- _Written instruction_
Gather every line below where "this" appears.

** begin Data lines **

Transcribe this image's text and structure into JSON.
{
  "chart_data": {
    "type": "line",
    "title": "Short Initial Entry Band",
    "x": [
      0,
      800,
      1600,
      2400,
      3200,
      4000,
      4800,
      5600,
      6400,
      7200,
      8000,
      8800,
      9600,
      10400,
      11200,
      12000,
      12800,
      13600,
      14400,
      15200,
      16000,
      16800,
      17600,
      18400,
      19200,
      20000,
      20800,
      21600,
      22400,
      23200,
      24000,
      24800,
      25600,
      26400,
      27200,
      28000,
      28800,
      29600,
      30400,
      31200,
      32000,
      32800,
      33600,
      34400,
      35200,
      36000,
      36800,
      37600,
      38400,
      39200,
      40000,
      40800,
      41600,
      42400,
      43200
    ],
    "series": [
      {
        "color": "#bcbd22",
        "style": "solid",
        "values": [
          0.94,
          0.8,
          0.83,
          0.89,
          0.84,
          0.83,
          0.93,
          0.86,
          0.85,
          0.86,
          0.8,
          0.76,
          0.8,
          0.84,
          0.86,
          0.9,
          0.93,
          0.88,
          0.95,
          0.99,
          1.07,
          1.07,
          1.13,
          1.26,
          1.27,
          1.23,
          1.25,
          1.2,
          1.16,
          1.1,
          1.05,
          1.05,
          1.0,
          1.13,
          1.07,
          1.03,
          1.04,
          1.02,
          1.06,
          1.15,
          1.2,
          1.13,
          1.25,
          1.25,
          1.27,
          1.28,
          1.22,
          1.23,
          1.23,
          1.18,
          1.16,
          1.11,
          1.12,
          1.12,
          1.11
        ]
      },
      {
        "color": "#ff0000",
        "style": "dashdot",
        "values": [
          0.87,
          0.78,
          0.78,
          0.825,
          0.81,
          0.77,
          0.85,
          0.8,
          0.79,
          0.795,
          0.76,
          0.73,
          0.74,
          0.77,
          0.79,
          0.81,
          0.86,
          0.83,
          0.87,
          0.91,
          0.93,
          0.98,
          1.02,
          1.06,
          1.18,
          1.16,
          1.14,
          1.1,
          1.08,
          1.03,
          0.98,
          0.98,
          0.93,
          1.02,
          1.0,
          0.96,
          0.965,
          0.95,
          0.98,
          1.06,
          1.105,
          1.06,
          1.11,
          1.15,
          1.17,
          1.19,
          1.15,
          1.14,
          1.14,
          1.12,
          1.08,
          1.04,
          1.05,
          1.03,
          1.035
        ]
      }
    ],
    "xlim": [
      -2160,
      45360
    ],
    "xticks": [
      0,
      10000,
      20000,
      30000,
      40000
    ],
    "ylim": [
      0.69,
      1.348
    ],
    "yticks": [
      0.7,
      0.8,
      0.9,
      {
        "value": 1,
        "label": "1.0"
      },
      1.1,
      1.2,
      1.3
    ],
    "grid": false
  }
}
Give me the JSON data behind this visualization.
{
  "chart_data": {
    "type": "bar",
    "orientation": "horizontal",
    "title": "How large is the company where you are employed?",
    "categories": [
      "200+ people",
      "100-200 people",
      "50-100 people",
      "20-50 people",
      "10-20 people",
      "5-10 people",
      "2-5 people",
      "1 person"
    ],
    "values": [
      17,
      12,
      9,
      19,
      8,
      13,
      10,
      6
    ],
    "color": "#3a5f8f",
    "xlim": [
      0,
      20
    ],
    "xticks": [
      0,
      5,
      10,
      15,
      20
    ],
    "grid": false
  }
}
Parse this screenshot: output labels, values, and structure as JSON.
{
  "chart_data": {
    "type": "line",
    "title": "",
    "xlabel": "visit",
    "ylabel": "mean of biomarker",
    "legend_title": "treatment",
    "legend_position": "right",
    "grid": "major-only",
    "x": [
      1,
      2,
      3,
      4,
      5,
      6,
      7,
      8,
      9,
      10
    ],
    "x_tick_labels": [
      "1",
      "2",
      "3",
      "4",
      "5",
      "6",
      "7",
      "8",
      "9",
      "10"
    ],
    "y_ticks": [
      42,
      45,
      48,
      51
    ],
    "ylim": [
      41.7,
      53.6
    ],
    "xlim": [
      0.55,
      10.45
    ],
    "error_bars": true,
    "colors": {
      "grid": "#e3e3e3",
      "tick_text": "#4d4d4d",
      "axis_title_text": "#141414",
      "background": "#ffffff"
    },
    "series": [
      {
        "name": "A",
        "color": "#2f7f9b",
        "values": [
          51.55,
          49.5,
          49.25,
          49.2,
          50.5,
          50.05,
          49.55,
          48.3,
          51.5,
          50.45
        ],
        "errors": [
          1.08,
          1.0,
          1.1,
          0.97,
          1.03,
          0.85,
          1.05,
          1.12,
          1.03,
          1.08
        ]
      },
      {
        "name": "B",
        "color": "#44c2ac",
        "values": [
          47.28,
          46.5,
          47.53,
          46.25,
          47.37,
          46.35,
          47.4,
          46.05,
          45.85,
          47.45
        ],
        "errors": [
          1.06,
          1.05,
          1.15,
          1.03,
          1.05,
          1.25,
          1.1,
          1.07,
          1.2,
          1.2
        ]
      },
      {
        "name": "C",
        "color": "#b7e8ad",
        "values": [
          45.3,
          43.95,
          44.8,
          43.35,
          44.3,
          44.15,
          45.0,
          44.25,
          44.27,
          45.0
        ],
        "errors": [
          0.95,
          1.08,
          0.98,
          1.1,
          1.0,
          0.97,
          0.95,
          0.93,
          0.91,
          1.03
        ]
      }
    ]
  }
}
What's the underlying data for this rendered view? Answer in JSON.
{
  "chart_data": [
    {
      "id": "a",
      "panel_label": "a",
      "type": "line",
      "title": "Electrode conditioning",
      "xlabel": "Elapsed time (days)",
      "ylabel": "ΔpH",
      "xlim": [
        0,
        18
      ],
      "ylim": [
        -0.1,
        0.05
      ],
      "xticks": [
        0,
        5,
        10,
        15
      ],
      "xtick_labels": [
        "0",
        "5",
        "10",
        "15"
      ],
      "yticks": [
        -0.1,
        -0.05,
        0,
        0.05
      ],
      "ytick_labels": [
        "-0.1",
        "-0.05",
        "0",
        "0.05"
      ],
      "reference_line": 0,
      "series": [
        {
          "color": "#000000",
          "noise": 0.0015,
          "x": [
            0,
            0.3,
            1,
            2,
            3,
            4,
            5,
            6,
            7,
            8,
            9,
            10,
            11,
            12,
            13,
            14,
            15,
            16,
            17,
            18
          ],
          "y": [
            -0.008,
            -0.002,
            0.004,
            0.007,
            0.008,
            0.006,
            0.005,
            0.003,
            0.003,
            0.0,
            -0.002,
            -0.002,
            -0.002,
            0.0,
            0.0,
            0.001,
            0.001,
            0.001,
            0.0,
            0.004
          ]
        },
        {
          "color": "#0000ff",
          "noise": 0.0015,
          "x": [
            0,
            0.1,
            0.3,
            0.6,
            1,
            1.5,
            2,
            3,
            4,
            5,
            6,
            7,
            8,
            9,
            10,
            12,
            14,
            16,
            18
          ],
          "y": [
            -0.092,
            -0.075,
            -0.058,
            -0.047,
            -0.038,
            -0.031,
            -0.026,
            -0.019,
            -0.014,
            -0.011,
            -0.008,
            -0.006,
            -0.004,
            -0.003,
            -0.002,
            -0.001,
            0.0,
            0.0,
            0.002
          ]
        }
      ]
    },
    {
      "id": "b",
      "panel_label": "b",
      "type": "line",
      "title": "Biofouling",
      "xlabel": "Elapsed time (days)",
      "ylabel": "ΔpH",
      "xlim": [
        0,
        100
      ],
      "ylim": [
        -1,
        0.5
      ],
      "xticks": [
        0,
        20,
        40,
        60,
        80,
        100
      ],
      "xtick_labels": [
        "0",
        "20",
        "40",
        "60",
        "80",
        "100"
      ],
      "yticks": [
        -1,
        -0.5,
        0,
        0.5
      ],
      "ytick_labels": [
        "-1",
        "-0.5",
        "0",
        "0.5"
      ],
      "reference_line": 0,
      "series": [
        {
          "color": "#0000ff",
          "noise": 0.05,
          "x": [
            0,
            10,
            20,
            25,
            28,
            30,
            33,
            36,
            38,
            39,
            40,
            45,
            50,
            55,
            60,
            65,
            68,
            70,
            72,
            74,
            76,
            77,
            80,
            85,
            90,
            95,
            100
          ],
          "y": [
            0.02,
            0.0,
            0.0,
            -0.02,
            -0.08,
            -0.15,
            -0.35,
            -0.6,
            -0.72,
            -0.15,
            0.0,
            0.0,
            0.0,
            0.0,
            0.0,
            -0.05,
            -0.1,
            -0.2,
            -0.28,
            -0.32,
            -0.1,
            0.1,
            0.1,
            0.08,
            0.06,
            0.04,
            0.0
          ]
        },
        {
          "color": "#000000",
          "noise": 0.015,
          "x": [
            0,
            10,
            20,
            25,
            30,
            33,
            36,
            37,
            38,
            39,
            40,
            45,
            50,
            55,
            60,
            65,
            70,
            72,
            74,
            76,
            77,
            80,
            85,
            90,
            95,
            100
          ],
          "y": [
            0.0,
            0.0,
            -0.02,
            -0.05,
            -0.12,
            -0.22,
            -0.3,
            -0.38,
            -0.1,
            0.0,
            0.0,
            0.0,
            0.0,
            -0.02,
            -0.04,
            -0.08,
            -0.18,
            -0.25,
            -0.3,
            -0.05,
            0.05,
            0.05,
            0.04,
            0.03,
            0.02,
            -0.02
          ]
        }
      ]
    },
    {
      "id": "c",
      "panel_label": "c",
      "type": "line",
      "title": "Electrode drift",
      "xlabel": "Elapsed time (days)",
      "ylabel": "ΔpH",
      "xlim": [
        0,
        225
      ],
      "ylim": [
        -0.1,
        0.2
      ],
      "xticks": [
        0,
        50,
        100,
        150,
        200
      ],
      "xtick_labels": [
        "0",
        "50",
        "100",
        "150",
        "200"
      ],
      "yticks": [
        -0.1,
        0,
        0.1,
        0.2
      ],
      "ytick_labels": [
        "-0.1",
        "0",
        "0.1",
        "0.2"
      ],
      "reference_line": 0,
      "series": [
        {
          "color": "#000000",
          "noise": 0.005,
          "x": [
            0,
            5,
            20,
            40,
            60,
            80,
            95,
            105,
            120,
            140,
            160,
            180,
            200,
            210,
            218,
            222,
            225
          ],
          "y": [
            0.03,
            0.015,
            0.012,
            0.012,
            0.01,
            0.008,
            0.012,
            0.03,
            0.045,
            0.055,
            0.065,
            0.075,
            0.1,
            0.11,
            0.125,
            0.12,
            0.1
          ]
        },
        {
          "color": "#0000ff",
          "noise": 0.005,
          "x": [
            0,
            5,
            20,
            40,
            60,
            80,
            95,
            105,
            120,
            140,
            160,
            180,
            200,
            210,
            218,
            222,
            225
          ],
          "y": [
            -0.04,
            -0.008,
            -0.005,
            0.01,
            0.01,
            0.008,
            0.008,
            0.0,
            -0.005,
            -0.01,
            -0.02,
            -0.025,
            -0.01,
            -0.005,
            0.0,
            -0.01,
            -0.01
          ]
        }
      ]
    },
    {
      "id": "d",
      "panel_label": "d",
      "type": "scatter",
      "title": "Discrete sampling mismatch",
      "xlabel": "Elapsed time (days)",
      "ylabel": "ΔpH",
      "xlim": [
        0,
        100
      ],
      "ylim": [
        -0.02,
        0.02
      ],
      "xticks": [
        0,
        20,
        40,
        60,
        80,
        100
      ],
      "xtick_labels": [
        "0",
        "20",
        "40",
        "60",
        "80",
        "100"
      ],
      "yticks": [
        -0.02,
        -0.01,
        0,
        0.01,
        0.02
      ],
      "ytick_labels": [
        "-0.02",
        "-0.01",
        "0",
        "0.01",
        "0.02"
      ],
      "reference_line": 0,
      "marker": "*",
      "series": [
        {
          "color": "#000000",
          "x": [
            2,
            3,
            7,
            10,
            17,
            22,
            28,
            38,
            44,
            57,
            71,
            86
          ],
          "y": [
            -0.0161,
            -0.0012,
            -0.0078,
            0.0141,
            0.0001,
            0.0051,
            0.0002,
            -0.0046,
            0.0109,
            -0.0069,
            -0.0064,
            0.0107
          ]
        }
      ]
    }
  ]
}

** end Data lines **

- _The output_
Transcribe this image's text and structure into JSON.
Give me the JSON data behind this visualization.
Parse this screenshot: output labels, values, and structure as JSON.
What's the underlying data for this rendered view? Answer in JSON.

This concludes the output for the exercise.